◆ Task objective ◆
Can you write out all the lines word for word, with no pictures?

◆ ◆ ◆ ◆ ◆ ◆ ◆

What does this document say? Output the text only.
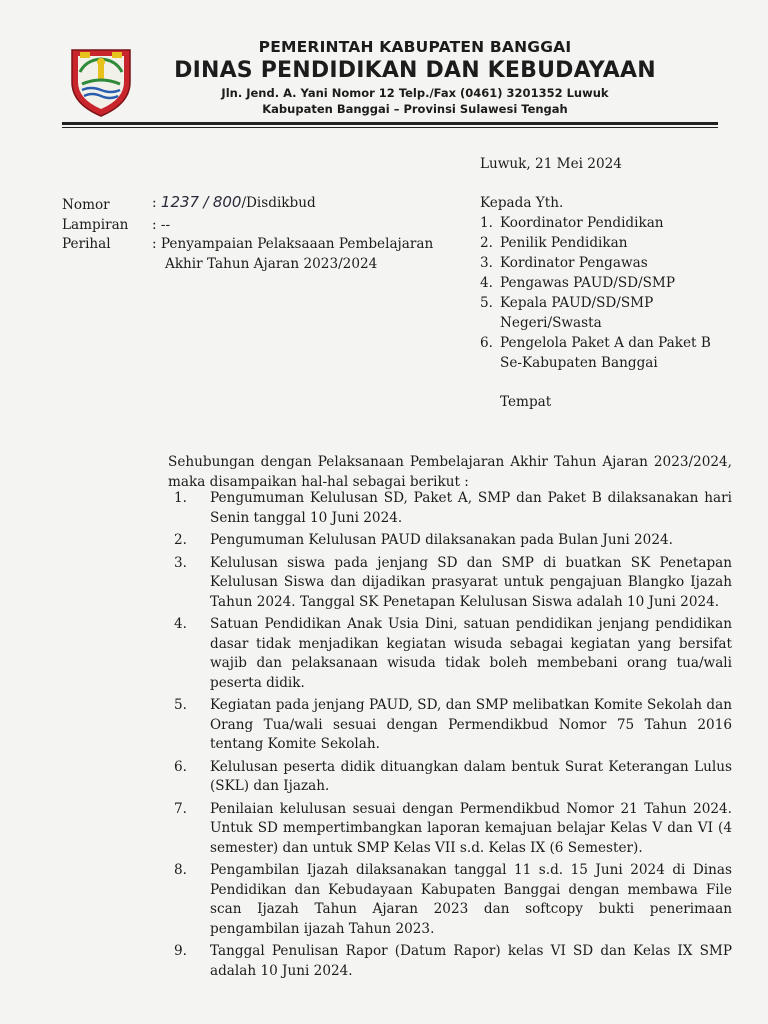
PEMERINTAH KABUPATEN BANGGAI
DINAS PENDIDIKAN DAN KEBUDAYAAN
Jln. Jend. A. Yani Nomor 12 Telp./Fax (0461) 3201352 Luwuk
Kabupaten Banggai – Provinsi Sulawesi Tengah
Luwuk, 21 Mei 2024
Nomor	: 1237 / 800/Disdikbud
Lampiran : --
Perihal	: Penyampaian Pelaksaaan Pembelajaran
Akhir Tahun Ajaran 2023/2024
Kepada Yth.
1. Koordinator Pendidikan
2. Penilik Pendidikan
3. Kordinator Pengawas
4. Pengawas PAUD/SD/SMP
5. Kepala PAUD/SD/SMP
Negeri/Swasta
6. Pengelola Paket A dan Paket B
Se-Kabupaten Banggai
Tempat
Sehubungan dengan Pelaksanaan Pembelajaran Akhir Tahun Ajaran 2023/2024, maka disampaikan hal-hal sebagai berikut :
1. Pengumuman Kelulusan SD, Paket A, SMP dan Paket B dilaksanakan hari Senin tanggal 10 Juni 2024.
2. Pengumuman Kelulusan PAUD dilaksanakan pada Bulan Juni 2024.
3. Kelulusan siswa pada jenjang SD dan SMP di buatkan SK Penetapan Kelulusan Siswa dan dijadikan prasyarat untuk pengajuan Blangko Ijazah Tahun 2024. Tanggal SK Penetapan Kelulusan Siswa adalah 10 Juni 2024.
4. Satuan Pendidikan Anak Usia Dini, satuan pendidikan jenjang pendidikan dasar tidak menjadikan kegiatan wisuda sebagai kegiatan yang bersifat wajib dan pelaksanaan wisuda tidak boleh membebani orang tua/wali peserta didik.
5. Kegiatan pada jenjang PAUD, SD, dan SMP melibatkan Komite Sekolah dan Orang Tua/wali sesuai dengan Permendikbud Nomor 75 Tahun 2016 tentang Komite Sekolah.
6. Kelulusan peserta didik dituangkan dalam bentuk Surat Keterangan Lulus (SKL) dan Ijazah.
7. Penilaian kelulusan sesuai dengan Permendikbud Nomor 21 Tahun 2024. Untuk SD mempertimbangkan laporan kemajuan belajar Kelas V dan VI (4 semester) dan untuk SMP Kelas VII s.d. Kelas IX (6 Semester).
8. Pengambilan Ijazah dilaksanakan tanggal 11 s.d. 15 Juni 2024 di Dinas Pendidikan dan Kebudayaan Kabupaten Banggai dengan membawa File scan Ijazah Tahun Ajaran 2023 dan softcopy bukti penerimaan pengambilan ijazah Tahun 2023.
9. Tanggal Penulisan Rapor (Datum Rapor) kelas VI SD dan Kelas IX SMP adalah 10 Juni 2024.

◆ ◆ ◆ ◆ ◆ ◆ ◆

◆ Response below ◆
What does this document say? Output the text only.
PEMERINTAH KABUPATEN BANGGAI
DINAS PENDIDIKAN DAN KEBUDAYAAN
Jln. Jend. A. Yani Nomor 12 Telp./Fax (0461) 3201352 Luwuk
Kabupaten Banggai – Provinsi Sulawesi Tengah
Luwuk, 21 Mei 2024
Nomor	: 1237 / 800/Disdikbud
Lampiran : --
Perihal	: Penyampaian Pelaksaaan Pembelajaran
Akhir Tahun Ajaran 2023/2024
Kepada Yth.
1. Koordinator Pendidikan
2. Penilik Pendidikan
3. Kordinator Pengawas
4. Pengawas PAUD/SD/SMP
5. Kepala PAUD/SD/SMP
Negeri/Swasta
6. Pengelola Paket A dan Paket B
Se-Kabupaten Banggai
Tempat
Sehubungan dengan Pelaksanaan Pembelajaran Akhir Tahun Ajaran 2023/2024, maka disampaikan hal-hal sebagai berikut :
1. Pengumuman Kelulusan SD, Paket A, SMP dan Paket B dilaksanakan hari Senin tanggal 10 Juni 2024.
2. Pengumuman Kelulusan PAUD dilaksanakan pada Bulan Juni 2024.
3. Kelulusan siswa pada jenjang SD dan SMP di buatkan SK Penetapan Kelulusan Siswa dan dijadikan prasyarat untuk pengajuan Blangko Ijazah Tahun 2024. Tanggal SK Penetapan Kelulusan Siswa adalah 10 Juni 2024.
4. Satuan Pendidikan Anak Usia Dini, satuan pendidikan jenjang pendidikan dasar tidak menjadikan kegiatan wisuda sebagai kegiatan yang bersifat wajib dan pelaksanaan wisuda tidak boleh membebani orang tua/wali peserta didik.
5. Kegiatan pada jenjang PAUD, SD, dan SMP melibatkan Komite Sekolah dan Orang Tua/wali sesuai dengan Permendikbud Nomor 75 Tahun 2016 tentang Komite Sekolah.
6. Kelulusan peserta didik dituangkan dalam bentuk Surat Keterangan Lulus (SKL) dan Ijazah.
7. Penilaian kelulusan sesuai dengan Permendikbud Nomor 21 Tahun 2024. Untuk SD mempertimbangkan laporan kemajuan belajar Kelas V dan VI (4 semester) dan untuk SMP Kelas VII s.d. Kelas IX (6 Semester).
8. Pengambilan Ijazah dilaksanakan tanggal 11 s.d. 15 Juni 2024 di Dinas Pendidikan dan Kebudayaan Kabupaten Banggai dengan membawa File scan Ijazah Tahun Ajaran 2023 dan softcopy bukti penerimaan pengambilan ijazah Tahun 2023.
9. Tanggal Penulisan Rapor (Datum Rapor) kelas VI SD dan Kelas IX SMP adalah 10 Juni 2024.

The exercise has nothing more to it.